Task requirements — Each line that holds the word "berlari" counts once. Give the total number of such lines and nothing else.

Excerpted data —
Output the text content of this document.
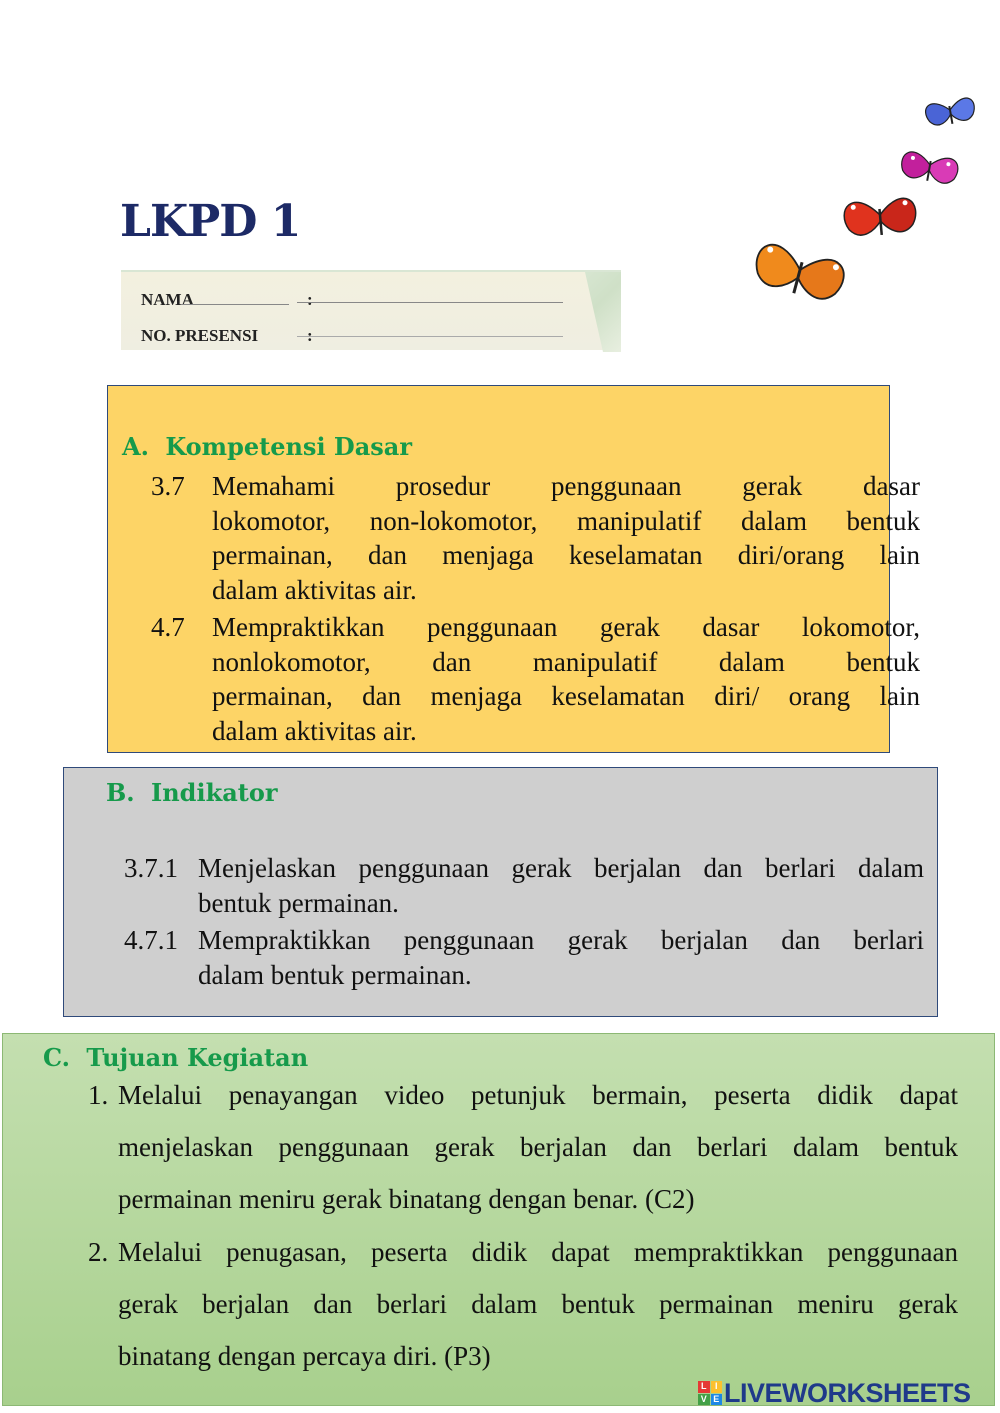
LKPD 1
NAMA	:
NO. PRESENSI	:
A. Kompetensi Dasar
3.7 Memahami prosedur penggunaan gerak dasar
lokomotor, non-lokomotor, manipulatif dalam bentuk
permainan, dan menjaga keselamatan diri/orang lain
dalam aktivitas air.
4.7 Mempraktikkan penggunaan gerak dasar lokomotor,
nonlokomotor, dan manipulatif dalam bentuk
permainan, dan menjaga keselamatan diri/ orang lain
dalam aktivitas air.
B. Indikator
3.7.1 Menjelaskan penggunaan gerak berjalan dan berlari dalam
bentuk permainan.
4.7.1 Mempraktikkan penggunaan gerak berjalan dan berlari
dalam bentuk permainan.
C. Tujuan Kegiatan
1. Melalui penayangan video petunjuk bermain, peserta didik dapat
menjelaskan penggunaan gerak berjalan dan berlari dalam bentuk
permainan meniru gerak binatang dengan benar. (C2)
2. Melalui penugasan, peserta didik dapat mempraktikkan penggunaan
gerak berjalan dan berlari dalam bentuk permainan meniru gerak
binatang dengan percaya diri. (P3)
L I
V E LIVEWORKSHEETS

The output — 4